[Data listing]
________________

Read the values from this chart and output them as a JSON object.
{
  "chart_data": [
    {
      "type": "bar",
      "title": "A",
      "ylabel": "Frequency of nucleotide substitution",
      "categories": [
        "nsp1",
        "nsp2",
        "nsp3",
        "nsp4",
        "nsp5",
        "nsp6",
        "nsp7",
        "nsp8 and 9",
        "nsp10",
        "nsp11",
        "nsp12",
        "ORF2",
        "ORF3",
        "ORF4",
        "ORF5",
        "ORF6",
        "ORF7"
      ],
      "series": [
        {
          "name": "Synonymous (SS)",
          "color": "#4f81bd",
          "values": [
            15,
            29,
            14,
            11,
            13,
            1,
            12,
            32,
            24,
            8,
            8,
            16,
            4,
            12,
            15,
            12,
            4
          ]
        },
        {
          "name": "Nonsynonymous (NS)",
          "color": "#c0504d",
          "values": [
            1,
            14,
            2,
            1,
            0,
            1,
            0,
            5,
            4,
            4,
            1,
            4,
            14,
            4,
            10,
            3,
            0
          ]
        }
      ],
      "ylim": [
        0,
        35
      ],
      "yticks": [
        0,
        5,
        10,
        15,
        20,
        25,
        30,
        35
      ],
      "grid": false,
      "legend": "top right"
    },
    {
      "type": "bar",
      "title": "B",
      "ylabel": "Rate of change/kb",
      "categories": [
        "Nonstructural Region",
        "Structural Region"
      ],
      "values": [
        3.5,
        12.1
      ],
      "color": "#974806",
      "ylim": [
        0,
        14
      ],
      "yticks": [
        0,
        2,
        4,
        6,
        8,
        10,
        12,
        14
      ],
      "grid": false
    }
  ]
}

________________

> _Your instructions_
Repeat each of the entries above precisely as given.

> _Answer_
Read the values from this chart and output them as a JSON object.
{
  "chart_data": [
    {
      "type": "bar",
      "title": "A",
      "ylabel": "Frequency of nucleotide substitution",
      "categories": [
        "nsp1",
        "nsp2",
        "nsp3",
        "nsp4",
        "nsp5",
        "nsp6",
        "nsp7",
        "nsp8 and 9",
        "nsp10",
        "nsp11",
        "nsp12",
        "ORF2",
        "ORF3",
        "ORF4",
        "ORF5",
        "ORF6",
        "ORF7"
      ],
      "series": [
        {
          "name": "Synonymous (SS)",
          "color": "#4f81bd",
          "values": [
            15,
            29,
            14,
            11,
            13,
            1,
            12,
            32,
            24,
            8,
            8,
            16,
            4,
            12,
            15,
            12,
            4
          ]
        },
        {
          "name": "Nonsynonymous (NS)",
          "color": "#c0504d",
          "values": [
            1,
            14,
            2,
            1,
            0,
            1,
            0,
            5,
            4,
            4,
            1,
            4,
            14,
            4,
            10,
            3,
            0
          ]
        }
      ],
      "ylim": [
        0,
        35
      ],
      "yticks": [
        0,
        5,
        10,
        15,
        20,
        25,
        30,
        35
      ],
      "grid": false,
      "legend": "top right"
    },
    {
      "type": "bar",
      "title": "B",
      "ylabel": "Rate of change/kb",
      "categories": [
        "Nonstructural Region",
        "Structural Region"
      ],
      "values": [
        3.5,
        12.1
      ],
      "color": "#974806",
      "ylim": [
        0,
        14
      ],
      "yticks": [
        0,
        2,
        4,
        6,
        8,
        10,
        12,
        14
      ],
      "grid": false
    }
  ]
}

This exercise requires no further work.